▶ **Task description**
Omit the pictures, then reproduce every remaining record exactly.

* start Data rows *

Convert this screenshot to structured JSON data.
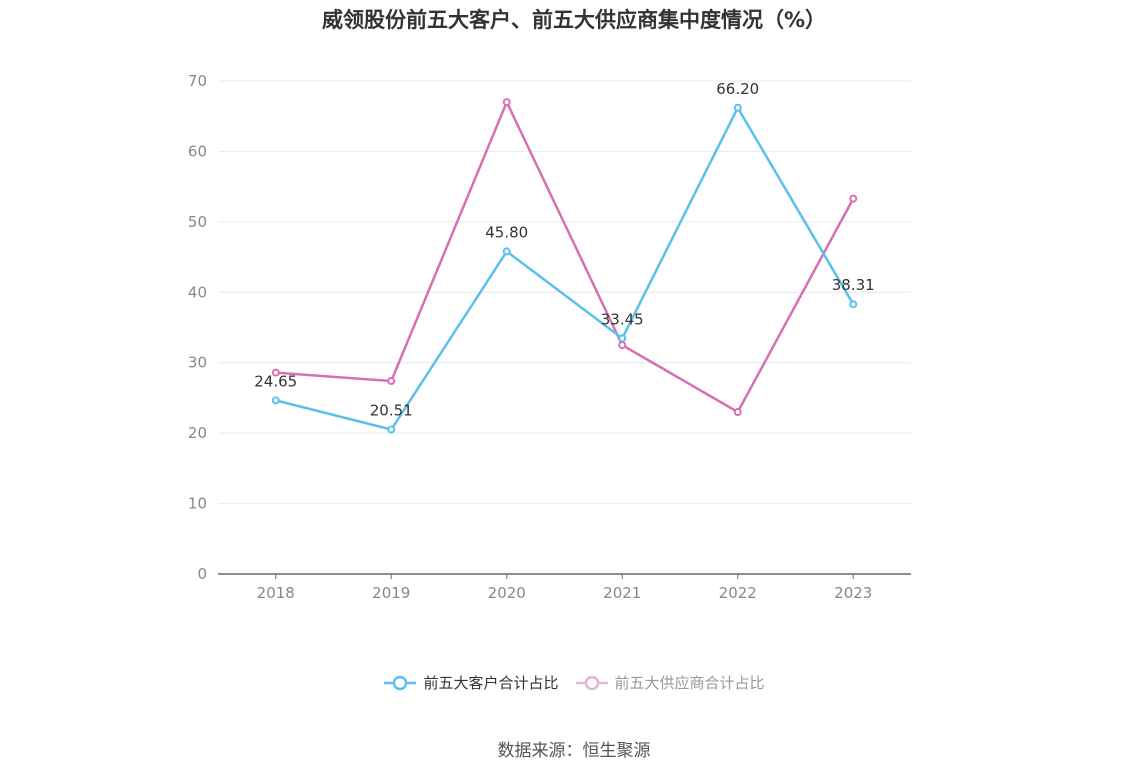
{
  "chart_data": {
    "type": "line",
    "title": "威领股份前五大客户、前五大供应商集中度情况（%）",
    "categories": [
      "2018",
      "2019",
      "2020",
      "2021",
      "2022",
      "2023"
    ],
    "ylim": [
      0,
      70
    ],
    "yticks": [
      "0",
      "10",
      "20",
      "30",
      "40",
      "50",
      "60",
      "70"
    ],
    "grid": true,
    "legend_position": "bottom",
    "series": [
      {
        "name": "前五大客户合计占比",
        "color": "#5bc0eb",
        "values": [
          24.65,
          20.51,
          45.8,
          33.45,
          66.2,
          38.31
        ],
        "labels": [
          "24.65",
          "20.51",
          "45.80",
          "33.45",
          "66.20",
          "38.31"
        ]
      },
      {
        "name": "前五大供应商合计占比",
        "color": "#d770b2",
        "values": [
          28.6,
          27.4,
          67.0,
          32.5,
          23.0,
          53.3
        ]
      }
    ]
  },
  "source": "数据来源：恒生聚源"
}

* end Data rows *

▶ **Solution for this problem**
Convert this screenshot to structured JSON data.
{
  "chart_data": {
    "type": "line",
    "title": "威领股份前五大客户、前五大供应商集中度情况（%）",
    "categories": [
      "2018",
      "2019",
      "2020",
      "2021",
      "2022",
      "2023"
    ],
    "ylim": [
      0,
      70
    ],
    "yticks": [
      "0",
      "10",
      "20",
      "30",
      "40",
      "50",
      "60",
      "70"
    ],
    "grid": true,
    "legend_position": "bottom",
    "series": [
      {
        "name": "前五大客户合计占比",
        "color": "#5bc0eb",
        "values": [
          24.65,
          20.51,
          45.8,
          33.45,
          66.2,
          38.31
        ],
        "labels": [
          "24.65",
          "20.51",
          "45.80",
          "33.45",
          "66.20",
          "38.31"
        ]
      },
      {
        "name": "前五大供应商合计占比",
        "color": "#d770b2",
        "values": [
          28.6,
          27.4,
          67.0,
          32.5,
          23.0,
          53.3
        ]
      }
    ]
  },
  "source": "数据来源：恒生聚源"
}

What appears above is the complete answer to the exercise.